▶ [DATA TO USE]
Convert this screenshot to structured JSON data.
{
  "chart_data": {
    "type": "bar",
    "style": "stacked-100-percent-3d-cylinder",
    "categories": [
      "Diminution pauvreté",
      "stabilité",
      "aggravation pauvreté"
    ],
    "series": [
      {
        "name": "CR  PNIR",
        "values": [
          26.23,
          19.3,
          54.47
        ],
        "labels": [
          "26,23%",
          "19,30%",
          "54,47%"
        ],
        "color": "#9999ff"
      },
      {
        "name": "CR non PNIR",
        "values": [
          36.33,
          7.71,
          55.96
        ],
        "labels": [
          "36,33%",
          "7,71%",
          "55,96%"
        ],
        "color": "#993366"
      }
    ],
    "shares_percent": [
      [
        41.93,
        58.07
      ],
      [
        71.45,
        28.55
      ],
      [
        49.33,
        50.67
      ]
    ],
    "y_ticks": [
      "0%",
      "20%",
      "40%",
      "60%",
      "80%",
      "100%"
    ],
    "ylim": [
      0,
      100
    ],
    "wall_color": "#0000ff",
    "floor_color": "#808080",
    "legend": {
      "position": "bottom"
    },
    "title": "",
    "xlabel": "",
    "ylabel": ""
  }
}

* * *

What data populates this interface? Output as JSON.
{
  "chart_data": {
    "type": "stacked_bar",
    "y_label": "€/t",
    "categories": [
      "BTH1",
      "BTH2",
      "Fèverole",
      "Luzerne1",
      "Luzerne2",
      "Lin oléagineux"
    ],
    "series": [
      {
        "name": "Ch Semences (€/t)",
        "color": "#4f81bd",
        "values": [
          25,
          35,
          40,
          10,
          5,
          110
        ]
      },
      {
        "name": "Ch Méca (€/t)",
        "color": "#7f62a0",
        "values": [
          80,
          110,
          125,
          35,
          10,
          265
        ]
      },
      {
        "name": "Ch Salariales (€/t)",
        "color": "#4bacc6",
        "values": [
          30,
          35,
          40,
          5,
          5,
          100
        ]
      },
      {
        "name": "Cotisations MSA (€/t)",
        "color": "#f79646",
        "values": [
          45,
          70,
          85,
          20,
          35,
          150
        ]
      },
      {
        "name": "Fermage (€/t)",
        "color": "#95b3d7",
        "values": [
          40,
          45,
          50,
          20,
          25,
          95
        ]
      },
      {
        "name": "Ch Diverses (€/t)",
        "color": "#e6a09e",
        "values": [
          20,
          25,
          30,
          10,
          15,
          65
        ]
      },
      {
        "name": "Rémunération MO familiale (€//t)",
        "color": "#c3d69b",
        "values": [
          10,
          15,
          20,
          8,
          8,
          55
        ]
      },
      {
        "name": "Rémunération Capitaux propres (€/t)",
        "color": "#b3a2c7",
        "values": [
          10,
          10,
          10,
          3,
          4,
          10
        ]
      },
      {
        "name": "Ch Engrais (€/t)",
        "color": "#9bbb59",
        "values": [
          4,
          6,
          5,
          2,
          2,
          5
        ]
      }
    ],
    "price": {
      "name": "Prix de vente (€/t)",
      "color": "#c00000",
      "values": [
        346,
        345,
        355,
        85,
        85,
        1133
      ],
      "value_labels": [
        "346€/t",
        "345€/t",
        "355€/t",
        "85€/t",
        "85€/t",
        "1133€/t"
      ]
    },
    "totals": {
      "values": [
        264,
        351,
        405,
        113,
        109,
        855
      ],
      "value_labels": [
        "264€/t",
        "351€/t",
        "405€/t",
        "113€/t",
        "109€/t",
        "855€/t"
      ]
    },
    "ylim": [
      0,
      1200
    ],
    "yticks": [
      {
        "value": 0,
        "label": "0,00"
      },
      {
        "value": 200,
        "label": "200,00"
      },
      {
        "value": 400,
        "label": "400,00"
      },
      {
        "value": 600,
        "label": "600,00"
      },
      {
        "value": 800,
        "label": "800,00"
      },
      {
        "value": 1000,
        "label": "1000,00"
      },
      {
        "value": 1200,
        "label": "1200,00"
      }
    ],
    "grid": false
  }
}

▶ [TASK DESCRIPTION] Looking at the data above, show all lines where the word "name" occurs.

▶ [SOLVED PROBLEM]
        "name": "CR  PNIR",
        "name": "CR non PNIR",
        "name": "Ch Semences (€/t)",
        "name": "Ch Méca (€/t)",
        "name": "Ch Salariales (€/t)",
        "name": "Cotisations MSA (€/t)",
        "name": "Fermage (€/t)",
        "name": "Ch Diverses (€/t)",
        "name": "Rémunération MO familiale (€//t)",
        "name": "Rémunération Capitaux propres (€/t)",
        "name": "Ch Engrais (€/t)",
      "name": "Prix de vente (€/t)",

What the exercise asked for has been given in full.